Aim -
State the count of lines below in which the word "this" appears, and add nothing.
[Begin Dataset content]
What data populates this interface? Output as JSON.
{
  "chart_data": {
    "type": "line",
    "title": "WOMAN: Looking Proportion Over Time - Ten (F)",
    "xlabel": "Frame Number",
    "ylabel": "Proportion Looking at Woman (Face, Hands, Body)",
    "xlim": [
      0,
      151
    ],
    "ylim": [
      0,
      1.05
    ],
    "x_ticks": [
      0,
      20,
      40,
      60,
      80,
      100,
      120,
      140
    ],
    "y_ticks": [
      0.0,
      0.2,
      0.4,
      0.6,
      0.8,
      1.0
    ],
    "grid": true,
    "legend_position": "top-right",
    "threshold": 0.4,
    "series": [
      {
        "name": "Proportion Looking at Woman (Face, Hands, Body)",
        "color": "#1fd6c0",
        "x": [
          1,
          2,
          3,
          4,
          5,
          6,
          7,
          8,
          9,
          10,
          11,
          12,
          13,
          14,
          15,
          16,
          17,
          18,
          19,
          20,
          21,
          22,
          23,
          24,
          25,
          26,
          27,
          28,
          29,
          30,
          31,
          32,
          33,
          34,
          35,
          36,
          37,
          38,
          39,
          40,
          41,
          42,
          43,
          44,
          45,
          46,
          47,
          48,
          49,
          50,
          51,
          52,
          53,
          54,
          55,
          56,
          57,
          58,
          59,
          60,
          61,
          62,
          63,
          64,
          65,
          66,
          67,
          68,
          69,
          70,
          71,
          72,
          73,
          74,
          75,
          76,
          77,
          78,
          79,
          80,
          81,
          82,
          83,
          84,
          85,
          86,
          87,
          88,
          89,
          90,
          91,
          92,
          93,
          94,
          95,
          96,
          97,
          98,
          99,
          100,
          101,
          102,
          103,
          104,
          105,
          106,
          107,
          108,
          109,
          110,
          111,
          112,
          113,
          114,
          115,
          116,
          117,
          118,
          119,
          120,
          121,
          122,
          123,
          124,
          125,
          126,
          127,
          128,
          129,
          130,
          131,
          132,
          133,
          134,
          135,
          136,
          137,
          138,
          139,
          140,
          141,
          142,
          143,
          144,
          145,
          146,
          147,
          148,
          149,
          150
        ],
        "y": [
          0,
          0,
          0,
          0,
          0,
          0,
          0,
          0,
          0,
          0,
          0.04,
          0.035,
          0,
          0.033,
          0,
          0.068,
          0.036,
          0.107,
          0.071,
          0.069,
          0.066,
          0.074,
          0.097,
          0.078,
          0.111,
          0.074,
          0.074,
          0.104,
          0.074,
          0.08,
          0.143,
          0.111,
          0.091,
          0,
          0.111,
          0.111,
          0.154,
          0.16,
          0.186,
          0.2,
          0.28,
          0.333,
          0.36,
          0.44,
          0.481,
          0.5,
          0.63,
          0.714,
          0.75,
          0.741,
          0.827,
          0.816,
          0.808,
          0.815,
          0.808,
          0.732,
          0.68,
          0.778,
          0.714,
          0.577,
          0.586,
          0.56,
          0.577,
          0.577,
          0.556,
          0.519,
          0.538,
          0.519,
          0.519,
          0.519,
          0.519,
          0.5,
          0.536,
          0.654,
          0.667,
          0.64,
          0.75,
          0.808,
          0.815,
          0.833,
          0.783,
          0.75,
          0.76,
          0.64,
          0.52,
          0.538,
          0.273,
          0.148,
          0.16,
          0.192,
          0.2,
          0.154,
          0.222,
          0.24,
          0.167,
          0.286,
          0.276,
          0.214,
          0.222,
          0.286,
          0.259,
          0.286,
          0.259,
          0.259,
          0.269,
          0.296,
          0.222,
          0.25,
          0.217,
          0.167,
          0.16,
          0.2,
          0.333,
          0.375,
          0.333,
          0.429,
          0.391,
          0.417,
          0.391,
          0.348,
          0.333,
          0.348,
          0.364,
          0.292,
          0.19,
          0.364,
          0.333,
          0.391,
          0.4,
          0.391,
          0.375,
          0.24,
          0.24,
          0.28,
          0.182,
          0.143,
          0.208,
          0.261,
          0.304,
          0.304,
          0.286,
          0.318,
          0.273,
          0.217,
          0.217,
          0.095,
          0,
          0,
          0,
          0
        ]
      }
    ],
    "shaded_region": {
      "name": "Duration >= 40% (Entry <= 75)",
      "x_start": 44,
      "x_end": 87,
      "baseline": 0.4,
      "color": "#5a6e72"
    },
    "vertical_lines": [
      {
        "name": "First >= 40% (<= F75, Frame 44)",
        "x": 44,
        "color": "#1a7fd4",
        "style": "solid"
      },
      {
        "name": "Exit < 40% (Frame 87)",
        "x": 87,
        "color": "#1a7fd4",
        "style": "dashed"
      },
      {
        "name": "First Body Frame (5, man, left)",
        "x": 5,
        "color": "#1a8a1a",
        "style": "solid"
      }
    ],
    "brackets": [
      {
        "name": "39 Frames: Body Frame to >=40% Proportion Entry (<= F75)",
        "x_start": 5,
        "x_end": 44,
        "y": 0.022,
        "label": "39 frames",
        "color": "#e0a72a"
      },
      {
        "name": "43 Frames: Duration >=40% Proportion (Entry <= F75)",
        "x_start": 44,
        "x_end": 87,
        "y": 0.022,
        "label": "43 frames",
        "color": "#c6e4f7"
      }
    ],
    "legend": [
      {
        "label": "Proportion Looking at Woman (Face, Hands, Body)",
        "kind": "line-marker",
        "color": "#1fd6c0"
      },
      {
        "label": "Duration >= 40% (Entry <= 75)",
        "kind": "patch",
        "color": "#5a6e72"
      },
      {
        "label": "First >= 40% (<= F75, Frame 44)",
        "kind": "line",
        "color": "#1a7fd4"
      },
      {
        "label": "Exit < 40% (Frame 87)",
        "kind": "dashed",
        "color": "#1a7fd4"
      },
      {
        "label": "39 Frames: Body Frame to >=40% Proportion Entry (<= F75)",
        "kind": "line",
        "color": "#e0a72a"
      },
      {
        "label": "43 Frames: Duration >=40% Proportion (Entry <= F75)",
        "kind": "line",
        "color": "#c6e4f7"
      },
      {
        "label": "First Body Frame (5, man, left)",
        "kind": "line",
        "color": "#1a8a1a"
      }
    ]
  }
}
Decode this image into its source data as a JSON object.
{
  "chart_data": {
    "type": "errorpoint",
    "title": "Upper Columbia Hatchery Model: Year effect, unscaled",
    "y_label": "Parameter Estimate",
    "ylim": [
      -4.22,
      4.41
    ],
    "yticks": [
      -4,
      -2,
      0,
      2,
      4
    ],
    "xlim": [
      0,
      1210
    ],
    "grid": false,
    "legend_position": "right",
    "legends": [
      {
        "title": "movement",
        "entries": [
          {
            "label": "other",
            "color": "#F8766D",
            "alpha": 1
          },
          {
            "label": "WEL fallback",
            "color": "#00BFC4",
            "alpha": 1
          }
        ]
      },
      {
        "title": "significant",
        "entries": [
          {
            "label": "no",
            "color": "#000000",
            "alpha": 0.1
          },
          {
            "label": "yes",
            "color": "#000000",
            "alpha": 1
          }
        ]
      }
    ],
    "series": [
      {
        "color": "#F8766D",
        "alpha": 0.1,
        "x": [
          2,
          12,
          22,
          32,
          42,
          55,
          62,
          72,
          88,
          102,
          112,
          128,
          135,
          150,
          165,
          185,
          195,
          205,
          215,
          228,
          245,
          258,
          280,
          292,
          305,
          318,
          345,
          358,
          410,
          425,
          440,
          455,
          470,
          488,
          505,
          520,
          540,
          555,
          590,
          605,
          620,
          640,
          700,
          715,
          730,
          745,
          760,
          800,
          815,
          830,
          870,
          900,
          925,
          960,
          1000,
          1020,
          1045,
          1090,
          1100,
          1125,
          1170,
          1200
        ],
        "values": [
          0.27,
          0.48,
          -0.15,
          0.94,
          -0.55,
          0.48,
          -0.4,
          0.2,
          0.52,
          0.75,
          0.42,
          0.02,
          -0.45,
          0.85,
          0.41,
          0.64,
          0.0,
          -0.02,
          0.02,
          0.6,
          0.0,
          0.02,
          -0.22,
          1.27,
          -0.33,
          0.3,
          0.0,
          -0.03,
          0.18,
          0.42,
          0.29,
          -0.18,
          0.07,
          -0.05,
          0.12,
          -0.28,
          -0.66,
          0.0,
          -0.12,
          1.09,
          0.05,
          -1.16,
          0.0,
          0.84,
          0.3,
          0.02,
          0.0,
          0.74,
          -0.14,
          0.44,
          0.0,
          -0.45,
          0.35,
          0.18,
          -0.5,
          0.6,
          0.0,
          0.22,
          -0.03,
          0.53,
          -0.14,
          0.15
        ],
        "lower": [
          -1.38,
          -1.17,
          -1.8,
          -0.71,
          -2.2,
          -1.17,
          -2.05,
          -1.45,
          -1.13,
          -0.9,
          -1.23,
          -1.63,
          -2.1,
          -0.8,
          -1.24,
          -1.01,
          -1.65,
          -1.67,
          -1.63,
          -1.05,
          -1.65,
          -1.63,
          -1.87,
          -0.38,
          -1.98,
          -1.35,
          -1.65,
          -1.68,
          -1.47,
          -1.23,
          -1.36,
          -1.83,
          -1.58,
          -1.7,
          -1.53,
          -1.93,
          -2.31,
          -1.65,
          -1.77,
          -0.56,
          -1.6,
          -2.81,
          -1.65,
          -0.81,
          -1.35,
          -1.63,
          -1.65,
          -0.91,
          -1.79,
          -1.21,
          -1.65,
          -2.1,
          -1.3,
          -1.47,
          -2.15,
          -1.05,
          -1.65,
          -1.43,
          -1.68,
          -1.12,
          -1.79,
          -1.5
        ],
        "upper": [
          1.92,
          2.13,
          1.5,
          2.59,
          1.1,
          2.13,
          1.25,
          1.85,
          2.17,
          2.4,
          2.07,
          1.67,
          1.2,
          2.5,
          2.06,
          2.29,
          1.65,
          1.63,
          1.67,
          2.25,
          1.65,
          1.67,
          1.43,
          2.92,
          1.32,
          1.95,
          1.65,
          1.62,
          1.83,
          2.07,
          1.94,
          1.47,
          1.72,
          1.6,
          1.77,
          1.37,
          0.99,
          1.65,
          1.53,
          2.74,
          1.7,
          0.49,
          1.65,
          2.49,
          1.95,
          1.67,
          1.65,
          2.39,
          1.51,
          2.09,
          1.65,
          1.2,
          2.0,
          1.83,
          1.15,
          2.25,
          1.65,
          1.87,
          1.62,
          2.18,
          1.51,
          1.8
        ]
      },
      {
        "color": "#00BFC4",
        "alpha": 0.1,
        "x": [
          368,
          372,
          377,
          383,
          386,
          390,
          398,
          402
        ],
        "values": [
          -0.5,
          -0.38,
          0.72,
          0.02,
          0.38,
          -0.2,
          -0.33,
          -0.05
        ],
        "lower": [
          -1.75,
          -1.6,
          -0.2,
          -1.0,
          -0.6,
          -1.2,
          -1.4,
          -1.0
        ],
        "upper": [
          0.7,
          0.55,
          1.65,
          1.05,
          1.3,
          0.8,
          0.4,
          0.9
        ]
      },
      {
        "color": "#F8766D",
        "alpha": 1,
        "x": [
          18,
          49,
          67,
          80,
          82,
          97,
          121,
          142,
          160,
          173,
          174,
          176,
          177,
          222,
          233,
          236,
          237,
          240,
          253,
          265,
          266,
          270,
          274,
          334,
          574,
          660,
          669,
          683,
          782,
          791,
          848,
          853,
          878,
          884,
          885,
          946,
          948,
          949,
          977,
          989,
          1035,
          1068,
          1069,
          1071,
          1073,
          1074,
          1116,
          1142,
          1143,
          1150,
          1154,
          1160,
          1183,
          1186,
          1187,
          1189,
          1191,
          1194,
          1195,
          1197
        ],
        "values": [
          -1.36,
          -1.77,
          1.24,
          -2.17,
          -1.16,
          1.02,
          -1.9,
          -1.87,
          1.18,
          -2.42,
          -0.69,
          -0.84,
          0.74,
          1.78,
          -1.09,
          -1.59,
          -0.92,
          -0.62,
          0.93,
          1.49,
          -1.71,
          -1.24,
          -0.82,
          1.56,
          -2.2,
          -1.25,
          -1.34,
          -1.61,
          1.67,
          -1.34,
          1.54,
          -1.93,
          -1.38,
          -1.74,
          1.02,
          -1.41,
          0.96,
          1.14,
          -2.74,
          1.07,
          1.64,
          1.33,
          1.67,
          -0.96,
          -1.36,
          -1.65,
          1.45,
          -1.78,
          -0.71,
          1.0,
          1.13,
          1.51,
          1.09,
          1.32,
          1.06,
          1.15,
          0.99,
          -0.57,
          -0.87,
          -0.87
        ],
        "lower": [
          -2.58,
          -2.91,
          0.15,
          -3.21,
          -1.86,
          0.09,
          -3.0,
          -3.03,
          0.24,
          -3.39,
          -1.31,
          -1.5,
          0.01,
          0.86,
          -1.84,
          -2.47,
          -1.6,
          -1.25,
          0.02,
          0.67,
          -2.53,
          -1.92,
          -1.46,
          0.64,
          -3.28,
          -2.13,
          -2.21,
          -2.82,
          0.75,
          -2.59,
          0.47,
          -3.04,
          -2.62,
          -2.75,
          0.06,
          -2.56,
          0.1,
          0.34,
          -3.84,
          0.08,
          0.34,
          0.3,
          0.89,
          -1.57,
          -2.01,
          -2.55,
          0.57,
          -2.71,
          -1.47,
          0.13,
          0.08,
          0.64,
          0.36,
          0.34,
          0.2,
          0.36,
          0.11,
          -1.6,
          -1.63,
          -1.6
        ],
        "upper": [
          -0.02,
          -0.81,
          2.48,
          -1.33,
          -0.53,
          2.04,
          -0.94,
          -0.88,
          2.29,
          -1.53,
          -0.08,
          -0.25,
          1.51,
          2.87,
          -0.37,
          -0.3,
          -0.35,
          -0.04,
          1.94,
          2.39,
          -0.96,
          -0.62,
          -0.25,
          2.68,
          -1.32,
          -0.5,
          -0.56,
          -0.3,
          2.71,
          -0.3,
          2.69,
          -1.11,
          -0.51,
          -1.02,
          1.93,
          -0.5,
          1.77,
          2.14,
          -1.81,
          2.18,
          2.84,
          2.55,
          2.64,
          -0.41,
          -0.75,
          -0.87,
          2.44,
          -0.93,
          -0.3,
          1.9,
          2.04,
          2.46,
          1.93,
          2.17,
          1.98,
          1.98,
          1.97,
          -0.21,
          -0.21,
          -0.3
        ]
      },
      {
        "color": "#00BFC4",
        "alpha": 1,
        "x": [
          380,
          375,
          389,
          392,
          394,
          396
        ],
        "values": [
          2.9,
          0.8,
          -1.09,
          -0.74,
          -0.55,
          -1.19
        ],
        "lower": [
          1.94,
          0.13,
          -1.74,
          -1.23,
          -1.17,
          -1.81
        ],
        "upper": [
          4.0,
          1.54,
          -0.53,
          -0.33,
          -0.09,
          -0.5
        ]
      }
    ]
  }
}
[End Dataset content]
Exercise output -
2